_What is needed_
Which lines in the data contain the word "Ansan"? Please copy each of them.

_Data excerpts_
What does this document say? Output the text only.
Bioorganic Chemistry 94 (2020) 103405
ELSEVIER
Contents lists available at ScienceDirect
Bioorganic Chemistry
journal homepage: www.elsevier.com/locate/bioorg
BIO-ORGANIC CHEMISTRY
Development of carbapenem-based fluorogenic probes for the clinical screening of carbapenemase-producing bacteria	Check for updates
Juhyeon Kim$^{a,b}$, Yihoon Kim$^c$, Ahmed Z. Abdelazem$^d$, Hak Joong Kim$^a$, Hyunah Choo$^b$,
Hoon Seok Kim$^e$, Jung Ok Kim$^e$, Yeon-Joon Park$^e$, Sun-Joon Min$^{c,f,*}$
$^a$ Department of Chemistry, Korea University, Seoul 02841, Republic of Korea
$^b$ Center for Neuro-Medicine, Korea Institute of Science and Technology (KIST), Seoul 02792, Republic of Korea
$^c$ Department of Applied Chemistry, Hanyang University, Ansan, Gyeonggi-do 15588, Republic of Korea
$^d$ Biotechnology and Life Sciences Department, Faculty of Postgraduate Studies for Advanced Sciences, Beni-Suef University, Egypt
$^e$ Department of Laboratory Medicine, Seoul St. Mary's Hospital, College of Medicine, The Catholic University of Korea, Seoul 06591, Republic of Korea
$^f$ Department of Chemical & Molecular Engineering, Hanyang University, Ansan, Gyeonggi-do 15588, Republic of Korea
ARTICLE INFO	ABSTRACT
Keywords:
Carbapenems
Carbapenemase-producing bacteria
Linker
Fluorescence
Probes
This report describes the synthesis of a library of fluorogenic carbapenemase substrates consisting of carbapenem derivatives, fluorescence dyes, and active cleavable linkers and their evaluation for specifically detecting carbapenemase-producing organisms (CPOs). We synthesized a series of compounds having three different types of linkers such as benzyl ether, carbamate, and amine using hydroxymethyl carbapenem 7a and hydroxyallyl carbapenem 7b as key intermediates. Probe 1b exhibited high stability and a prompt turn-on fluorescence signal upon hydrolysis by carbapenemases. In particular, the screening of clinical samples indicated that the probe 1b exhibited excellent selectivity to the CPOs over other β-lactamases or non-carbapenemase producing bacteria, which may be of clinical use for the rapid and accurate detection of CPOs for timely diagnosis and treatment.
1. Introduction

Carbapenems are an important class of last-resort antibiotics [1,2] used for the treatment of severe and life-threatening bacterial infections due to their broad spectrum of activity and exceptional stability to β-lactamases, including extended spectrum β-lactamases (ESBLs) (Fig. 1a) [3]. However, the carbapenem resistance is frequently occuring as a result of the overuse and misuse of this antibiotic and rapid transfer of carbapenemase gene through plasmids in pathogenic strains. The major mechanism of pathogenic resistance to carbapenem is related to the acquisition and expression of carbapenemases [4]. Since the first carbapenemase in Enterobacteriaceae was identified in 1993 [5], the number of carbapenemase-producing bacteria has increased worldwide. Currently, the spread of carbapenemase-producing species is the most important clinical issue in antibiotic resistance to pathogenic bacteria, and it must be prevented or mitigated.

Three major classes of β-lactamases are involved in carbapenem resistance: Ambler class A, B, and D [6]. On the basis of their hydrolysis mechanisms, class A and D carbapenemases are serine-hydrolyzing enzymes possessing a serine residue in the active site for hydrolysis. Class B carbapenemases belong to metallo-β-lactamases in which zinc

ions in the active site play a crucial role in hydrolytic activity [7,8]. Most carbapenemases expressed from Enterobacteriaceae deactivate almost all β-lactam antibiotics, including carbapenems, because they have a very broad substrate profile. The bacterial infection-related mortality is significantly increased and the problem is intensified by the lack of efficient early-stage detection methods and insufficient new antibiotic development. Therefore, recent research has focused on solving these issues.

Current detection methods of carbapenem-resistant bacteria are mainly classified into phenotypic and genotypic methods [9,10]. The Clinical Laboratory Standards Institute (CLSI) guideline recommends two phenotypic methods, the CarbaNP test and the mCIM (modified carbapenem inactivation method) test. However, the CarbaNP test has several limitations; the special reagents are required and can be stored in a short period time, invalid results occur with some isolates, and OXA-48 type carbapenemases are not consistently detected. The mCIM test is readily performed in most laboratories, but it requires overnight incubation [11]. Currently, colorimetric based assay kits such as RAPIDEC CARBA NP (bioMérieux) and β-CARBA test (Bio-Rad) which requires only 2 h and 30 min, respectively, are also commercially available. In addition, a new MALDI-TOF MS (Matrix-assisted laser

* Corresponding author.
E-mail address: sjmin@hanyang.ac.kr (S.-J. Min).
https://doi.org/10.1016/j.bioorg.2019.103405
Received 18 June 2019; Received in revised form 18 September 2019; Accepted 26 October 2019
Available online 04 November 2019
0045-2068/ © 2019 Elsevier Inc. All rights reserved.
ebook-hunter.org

_Your response_
$^c$ Department of Applied Chemistry, Hanyang University, Ansan, Gyeonggi-do 15588, Republic of Korea
$^f$ Department of Chemical & Molecular Engineering, Hanyang University, Ansan, Gyeonggi-do 15588, Republic of Korea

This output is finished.